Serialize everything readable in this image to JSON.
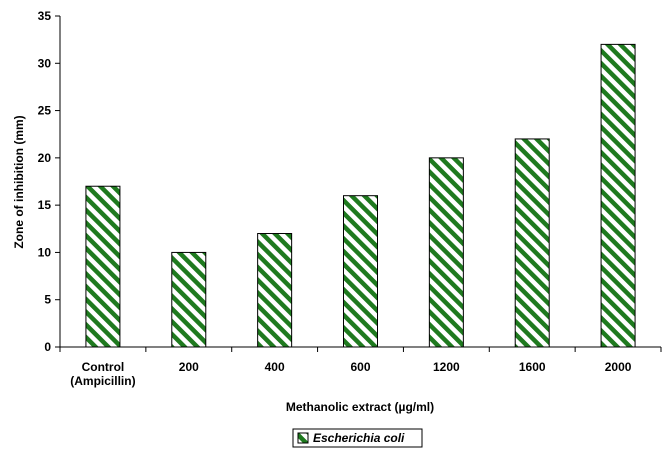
{
  "chart_data": {
    "type": "bar",
    "title": "",
    "xlabel": "Methanolic extract (µg/ml)",
    "ylabel": "Zone of inhibition (mm)",
    "categories": [
      [
        "Control",
        "(Ampicillin)"
      ],
      [
        "200"
      ],
      [
        "400"
      ],
      [
        "600"
      ],
      [
        "1200"
      ],
      [
        "1600"
      ],
      [
        "2000"
      ]
    ],
    "series": [
      {
        "name": "Escherichia coli",
        "values": [
          17,
          10,
          12,
          16,
          20,
          22,
          32
        ],
        "color": "#1f7a1f",
        "pattern": "diagonal-stripes"
      }
    ],
    "ylim": [
      0,
      35
    ],
    "yticks": [
      0,
      5,
      10,
      15,
      20,
      25,
      30,
      35
    ],
    "grid": false,
    "legend_position": "bottom-center"
  }
}
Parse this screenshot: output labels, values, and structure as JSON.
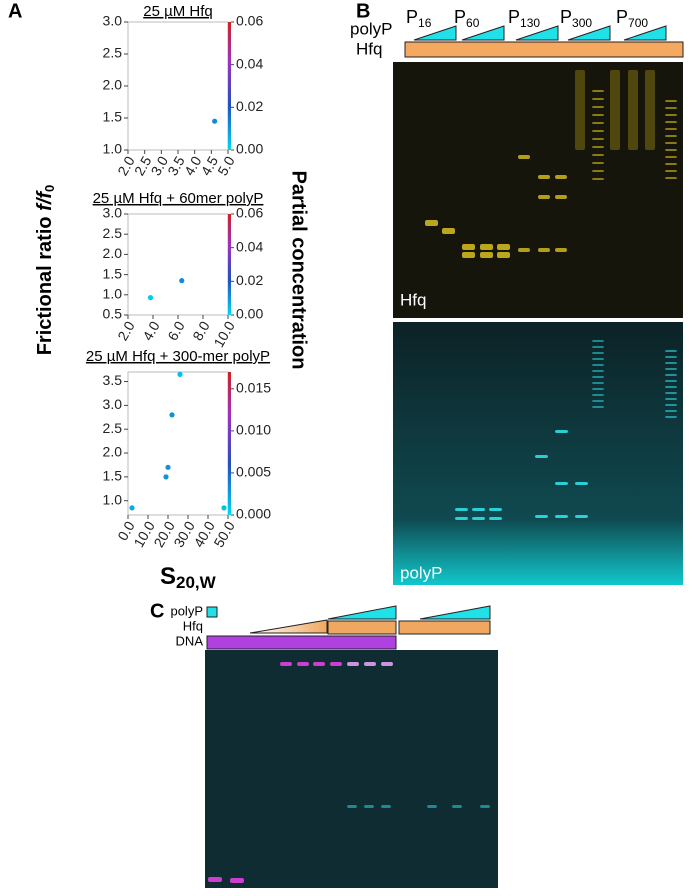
────
» Given exercise
Keep the pictures out and write out the records exactly.

» Final result
Serialize everything readable in this image to JSON.
{
  "chart_data": {
    "type": "bar",
    "title": "",
    "xlabel": "Methanolic extract (µg/ml)",
    "ylabel": "Zone of inhibition (mm)",
    "categories": [
      [
        "Control",
        "(Ampicillin)"
      ],
      [
        "200"
      ],
      [
        "400"
      ],
      [
        "600"
      ],
      [
        "1200"
      ],
      [
        "1600"
      ],
      [
        "2000"
      ]
    ],
    "series": [
      {
        "name": "Escherichia coli",
        "values": [
          17,
          10,
          12,
          16,
          20,
          22,
          32
        ],
        "color": "#1f7a1f",
        "pattern": "diagonal-stripes"
      }
    ],
    "ylim": [
      0,
      35
    ],
    "yticks": [
      0,
      5,
      10,
      15,
      20,
      25,
      30,
      35
    ],
    "grid": false,
    "legend_position": "bottom-center"
  }
}
Parse this screenshot: output labels, values, and structure as JSON.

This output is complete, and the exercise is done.